▶ RECORDED DATA:

-*-*-

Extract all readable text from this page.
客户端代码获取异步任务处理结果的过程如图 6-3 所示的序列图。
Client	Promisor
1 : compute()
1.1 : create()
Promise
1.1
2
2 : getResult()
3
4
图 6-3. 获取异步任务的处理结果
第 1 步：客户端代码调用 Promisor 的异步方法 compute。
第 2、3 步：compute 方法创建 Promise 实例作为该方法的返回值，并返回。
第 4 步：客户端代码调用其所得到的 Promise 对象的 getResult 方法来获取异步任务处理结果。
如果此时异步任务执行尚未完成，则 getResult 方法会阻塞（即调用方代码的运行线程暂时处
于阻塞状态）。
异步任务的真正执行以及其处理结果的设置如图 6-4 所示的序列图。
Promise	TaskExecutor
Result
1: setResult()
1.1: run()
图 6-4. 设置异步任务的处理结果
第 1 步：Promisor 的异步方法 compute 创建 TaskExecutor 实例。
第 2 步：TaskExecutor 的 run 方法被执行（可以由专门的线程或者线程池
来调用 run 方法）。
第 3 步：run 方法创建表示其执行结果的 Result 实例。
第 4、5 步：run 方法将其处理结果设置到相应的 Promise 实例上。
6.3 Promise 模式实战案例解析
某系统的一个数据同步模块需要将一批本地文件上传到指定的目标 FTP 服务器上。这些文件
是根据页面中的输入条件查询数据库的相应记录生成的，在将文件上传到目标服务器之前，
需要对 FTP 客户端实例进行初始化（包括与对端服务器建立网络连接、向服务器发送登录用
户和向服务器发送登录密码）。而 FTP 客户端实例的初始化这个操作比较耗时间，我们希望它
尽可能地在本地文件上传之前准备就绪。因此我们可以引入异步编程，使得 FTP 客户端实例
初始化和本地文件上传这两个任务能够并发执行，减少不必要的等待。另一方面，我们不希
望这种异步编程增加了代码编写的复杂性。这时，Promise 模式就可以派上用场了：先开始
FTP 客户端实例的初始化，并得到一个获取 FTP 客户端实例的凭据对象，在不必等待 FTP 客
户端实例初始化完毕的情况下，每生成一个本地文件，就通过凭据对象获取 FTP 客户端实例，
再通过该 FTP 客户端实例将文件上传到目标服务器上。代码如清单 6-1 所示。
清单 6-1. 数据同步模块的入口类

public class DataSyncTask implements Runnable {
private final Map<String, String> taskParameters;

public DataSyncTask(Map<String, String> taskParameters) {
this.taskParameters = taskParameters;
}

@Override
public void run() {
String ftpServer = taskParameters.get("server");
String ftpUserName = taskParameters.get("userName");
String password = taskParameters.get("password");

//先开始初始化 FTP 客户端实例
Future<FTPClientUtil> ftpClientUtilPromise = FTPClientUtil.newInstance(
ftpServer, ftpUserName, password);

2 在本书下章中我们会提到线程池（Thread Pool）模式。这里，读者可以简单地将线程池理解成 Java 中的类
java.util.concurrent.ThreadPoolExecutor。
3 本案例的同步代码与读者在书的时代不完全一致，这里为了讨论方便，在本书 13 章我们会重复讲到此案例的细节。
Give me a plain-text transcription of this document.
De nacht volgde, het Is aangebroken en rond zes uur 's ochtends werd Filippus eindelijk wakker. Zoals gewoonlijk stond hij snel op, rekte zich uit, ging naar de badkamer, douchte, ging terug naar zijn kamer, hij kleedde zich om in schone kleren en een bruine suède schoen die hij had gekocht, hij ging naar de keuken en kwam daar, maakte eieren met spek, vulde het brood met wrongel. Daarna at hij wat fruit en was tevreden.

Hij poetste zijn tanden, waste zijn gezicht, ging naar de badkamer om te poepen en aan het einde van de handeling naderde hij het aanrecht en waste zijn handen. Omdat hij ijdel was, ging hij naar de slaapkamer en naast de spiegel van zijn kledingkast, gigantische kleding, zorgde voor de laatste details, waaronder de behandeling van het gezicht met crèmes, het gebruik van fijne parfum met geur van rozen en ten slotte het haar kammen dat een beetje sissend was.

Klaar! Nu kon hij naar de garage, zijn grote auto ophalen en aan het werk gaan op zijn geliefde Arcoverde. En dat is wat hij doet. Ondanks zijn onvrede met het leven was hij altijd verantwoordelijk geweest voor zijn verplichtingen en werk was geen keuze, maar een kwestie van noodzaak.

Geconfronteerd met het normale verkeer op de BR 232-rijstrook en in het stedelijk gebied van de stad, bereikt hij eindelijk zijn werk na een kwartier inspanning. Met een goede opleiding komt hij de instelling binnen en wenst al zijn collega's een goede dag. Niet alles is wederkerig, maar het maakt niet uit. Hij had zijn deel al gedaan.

-*-*-

Output all of the data again. Match it exactly.

Extract all readable text from this page.
客户端代码获取异步任务处理结果的过程如图 6-3 所示的序列图。
Client	Promisor
1 : compute()
1.1 : create()
Promise
1.1
2
2 : getResult()
3
4
图 6-3. 获取异步任务的处理结果
第 1 步：客户端代码调用 Promisor 的异步方法 compute。
第 2、3 步：compute 方法创建 Promise 实例作为该方法的返回值，并返回。
第 4 步：客户端代码调用其所得到的 Promise 对象的 getResult 方法来获取异步任务处理结果。
如果此时异步任务执行尚未完成，则 getResult 方法会阻塞（即调用方代码的运行线程暂时处
于阻塞状态）。
异步任务的真正执行以及其处理结果的设置如图 6-4 所示的序列图。
Promise	TaskExecutor
Result
1: setResult()
1.1: run()
图 6-4. 设置异步任务的处理结果
第 1 步：Promisor 的异步方法 compute 创建 TaskExecutor 实例。
第 2 步：TaskExecutor 的 run 方法被执行（可以由专门的线程或者线程池
来调用 run 方法）。
第 3 步：run 方法创建表示其执行结果的 Result 实例。
第 4、5 步：run 方法将其处理结果设置到相应的 Promise 实例上。
6.3 Promise 模式实战案例解析
某系统的一个数据同步模块需要将一批本地文件上传到指定的目标 FTP 服务器上。这些文件
是根据页面中的输入条件查询数据库的相应记录生成的，在将文件上传到目标服务器之前，
需要对 FTP 客户端实例进行初始化（包括与对端服务器建立网络连接、向服务器发送登录用
户和向服务器发送登录密码）。而 FTP 客户端实例的初始化这个操作比较耗时间，我们希望它
尽可能地在本地文件上传之前准备就绪。因此我们可以引入异步编程，使得 FTP 客户端实例
初始化和本地文件上传这两个任务能够并发执行，减少不必要的等待。另一方面，我们不希
望这种异步编程增加了代码编写的复杂性。这时，Promise 模式就可以派上用场了：先开始
FTP 客户端实例的初始化，并得到一个获取 FTP 客户端实例的凭据对象，在不必等待 FTP 客
户端实例初始化完毕的情况下，每生成一个本地文件，就通过凭据对象获取 FTP 客户端实例，
再通过该 FTP 客户端实例将文件上传到目标服务器上。代码如清单 6-1 所示。
清单 6-1. 数据同步模块的入口类

public class DataSyncTask implements Runnable {
private final Map<String, String> taskParameters;

public DataSyncTask(Map<String, String> taskParameters) {
this.taskParameters = taskParameters;
}

@Override
public void run() {
String ftpServer = taskParameters.get("server");
String ftpUserName = taskParameters.get("userName");
String password = taskParameters.get("password");

//先开始初始化 FTP 客户端实例
Future<FTPClientUtil> ftpClientUtilPromise = FTPClientUtil.newInstance(
ftpServer, ftpUserName, password);

2 在本书下章中我们会提到线程池（Thread Pool）模式。这里，读者可以简单地将线程池理解成 Java 中的类
java.util.concurrent.ThreadPoolExecutor。
3 本案例的同步代码与读者在书的时代不完全一致，这里为了讨论方便，在本书 13 章我们会重复讲到此案例的细节。
Give me a plain-text transcription of this document.
De nacht volgde, het Is aangebroken en rond zes uur 's ochtends werd Filippus eindelijk wakker. Zoals gewoonlijk stond hij snel op, rekte zich uit, ging naar de badkamer, douchte, ging terug naar zijn kamer, hij kleedde zich om in schone kleren en een bruine suède schoen die hij had gekocht, hij ging naar de keuken en kwam daar, maakte eieren met spek, vulde het brood met wrongel. Daarna at hij wat fruit en was tevreden.

Hij poetste zijn tanden, waste zijn gezicht, ging naar de badkamer om te poepen en aan het einde van de handeling naderde hij het aanrecht en waste zijn handen. Omdat hij ijdel was, ging hij naar de slaapkamer en naast de spiegel van zijn kledingkast, gigantische kleding, zorgde voor de laatste details, waaronder de behandeling van het gezicht met crèmes, het gebruik van fijne parfum met geur van rozen en ten slotte het haar kammen dat een beetje sissend was.

Klaar! Nu kon hij naar de garage, zijn grote auto ophalen en aan het werk gaan op zijn geliefde Arcoverde. En dat is wat hij doet. Ondanks zijn onvrede met het leven was hij altijd verantwoordelijk geweest voor zijn verplichtingen en werk was geen keuze, maar een kwestie van noodzaak.

Geconfronteerd met het normale verkeer op de BR 232-rijstrook en in het stedelijk gebied van de stad, bereikt hij eindelijk zijn werk na een kwartier inspanning. Met een goede opleiding komt hij de instelling binnen en wenst al zijn collega's een goede dag. Niet alles is wederkerig, maar het maakt niet uit. Hij had zijn deel al gedaan.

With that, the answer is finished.